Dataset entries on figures
------------------------------------------------------------------------
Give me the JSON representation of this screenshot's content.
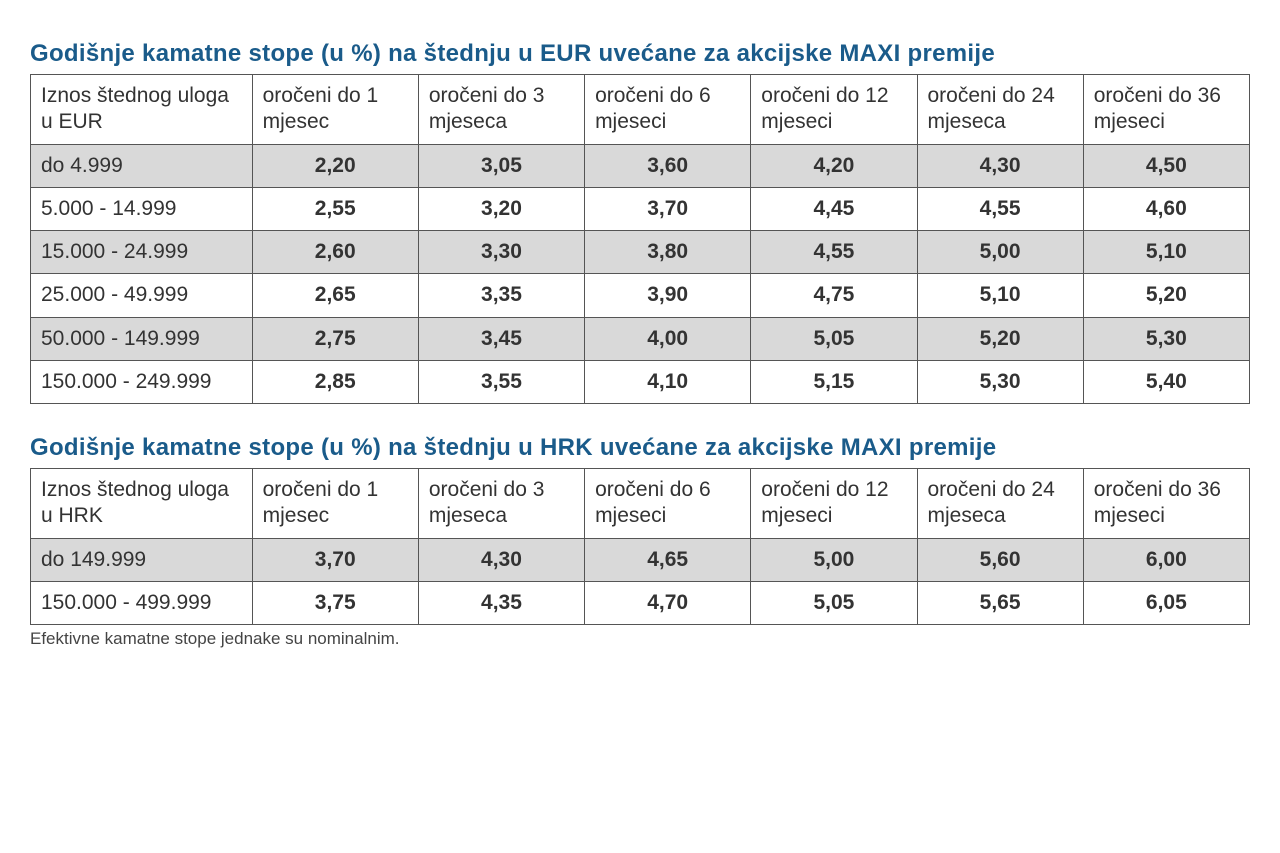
{
  "table_eur": {
    "title": "Godišnje kamatne stope (u %) na štednju u EUR uvećane za akcijske MAXI premije",
    "header_first": "Iznos štednog uloga u EUR",
    "columns": [
      "oročeni do 1 mjesec",
      "oročeni do 3 mjeseca",
      "oročeni do 6 mjeseci",
      "oročeni do 12 mjeseci",
      "oročeni do 24 mjeseca",
      "oročeni do 36 mjeseci"
    ],
    "rows": [
      {
        "range": "do 4.999",
        "values": [
          "2,20",
          "3,05",
          "3,60",
          "4,20",
          "4,30",
          "4,50"
        ],
        "shaded": true
      },
      {
        "range": "5.000 - 14.999",
        "values": [
          "2,55",
          "3,20",
          "3,70",
          "4,45",
          "4,55",
          "4,60"
        ],
        "shaded": false
      },
      {
        "range": "15.000 - 24.999",
        "values": [
          "2,60",
          "3,30",
          "3,80",
          "4,55",
          "5,00",
          "5,10"
        ],
        "shaded": true
      },
      {
        "range": "25.000 - 49.999",
        "values": [
          "2,65",
          "3,35",
          "3,90",
          "4,75",
          "5,10",
          "5,20"
        ],
        "shaded": false
      },
      {
        "range": "50.000 - 149.999",
        "values": [
          "2,75",
          "3,45",
          "4,00",
          "5,05",
          "5,20",
          "5,30"
        ],
        "shaded": true
      },
      {
        "range": "150.000 - 249.999",
        "values": [
          "2,85",
          "3,55",
          "4,10",
          "5,15",
          "5,30",
          "5,40"
        ],
        "shaded": false
      }
    ]
  },
  "table_hrk": {
    "title": "Godišnje kamatne stope (u %) na štednju u HRK uvećane za akcijske MAXI premije",
    "header_first": "Iznos štednog uloga u HRK",
    "columns": [
      "oročeni do 1 mjesec",
      "oročeni do 3 mjeseca",
      "oročeni do 6 mjeseci",
      "oročeni do 12 mjeseci",
      "oročeni do 24 mjeseca",
      "oročeni do 36 mjeseci"
    ],
    "rows": [
      {
        "range": "do 149.999",
        "values": [
          "3,70",
          "4,30",
          "4,65",
          "5,00",
          "5,60",
          "6,00"
        ],
        "shaded": true
      },
      {
        "range": "150.000 - 499.999",
        "values": [
          "3,75",
          "4,35",
          "4,70",
          "5,05",
          "5,65",
          "6,05"
        ],
        "shaded": false
      }
    ]
  },
  "footnote": "Efektivne kamatne stope jednake su nominalnim.",
  "styling": {
    "title_color": "#1a5b8a",
    "title_fontsize": 24,
    "cell_fontsize": 21,
    "footnote_fontsize": 17,
    "border_color": "#555555",
    "shaded_bg": "#d9d9d9",
    "unshaded_bg": "#ffffff",
    "text_color": "#333333"
  }
}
------------------------------------------------------------------------
[Instructions for the task] Your task is to set down the records shown above exactly, minus any pictures.

[Answer below]
Give me the JSON representation of this screenshot's content.
{
  "table_eur": {
    "title": "Godišnje kamatne stope (u %) na štednju u EUR uvećane za akcijske MAXI premije",
    "header_first": "Iznos štednog uloga u EUR",
    "columns": [
      "oročeni do 1 mjesec",
      "oročeni do 3 mjeseca",
      "oročeni do 6 mjeseci",
      "oročeni do 12 mjeseci",
      "oročeni do 24 mjeseca",
      "oročeni do 36 mjeseci"
    ],
    "rows": [
      {
        "range": "do 4.999",
        "values": [
          "2,20",
          "3,05",
          "3,60",
          "4,20",
          "4,30",
          "4,50"
        ],
        "shaded": true
      },
      {
        "range": "5.000 - 14.999",
        "values": [
          "2,55",
          "3,20",
          "3,70",
          "4,45",
          "4,55",
          "4,60"
        ],
        "shaded": false
      },
      {
        "range": "15.000 - 24.999",
        "values": [
          "2,60",
          "3,30",
          "3,80",
          "4,55",
          "5,00",
          "5,10"
        ],
        "shaded": true
      },
      {
        "range": "25.000 - 49.999",
        "values": [
          "2,65",
          "3,35",
          "3,90",
          "4,75",
          "5,10",
          "5,20"
        ],
        "shaded": false
      },
      {
        "range": "50.000 - 149.999",
        "values": [
          "2,75",
          "3,45",
          "4,00",
          "5,05",
          "5,20",
          "5,30"
        ],
        "shaded": true
      },
      {
        "range": "150.000 - 249.999",
        "values": [
          "2,85",
          "3,55",
          "4,10",
          "5,15",
          "5,30",
          "5,40"
        ],
        "shaded": false
      }
    ]
  },
  "table_hrk": {
    "title": "Godišnje kamatne stope (u %) na štednju u HRK uvećane za akcijske MAXI premije",
    "header_first": "Iznos štednog uloga u HRK",
    "columns": [
      "oročeni do 1 mjesec",
      "oročeni do 3 mjeseca",
      "oročeni do 6 mjeseci",
      "oročeni do 12 mjeseci",
      "oročeni do 24 mjeseca",
      "oročeni do 36 mjeseci"
    ],
    "rows": [
      {
        "range": "do 149.999",
        "values": [
          "3,70",
          "4,30",
          "4,65",
          "5,00",
          "5,60",
          "6,00"
        ],
        "shaded": true
      },
      {
        "range": "150.000 - 499.999",
        "values": [
          "3,75",
          "4,35",
          "4,70",
          "5,05",
          "5,65",
          "6,05"
        ],
        "shaded": false
      }
    ]
  },
  "footnote": "Efektivne kamatne stope jednake su nominalnim.",
  "styling": {
    "title_color": "#1a5b8a",
    "title_fontsize": 24,
    "cell_fontsize": 21,
    "footnote_fontsize": 17,
    "border_color": "#555555",
    "shaded_bg": "#d9d9d9",
    "unshaded_bg": "#ffffff",
    "text_color": "#333333"
  }
}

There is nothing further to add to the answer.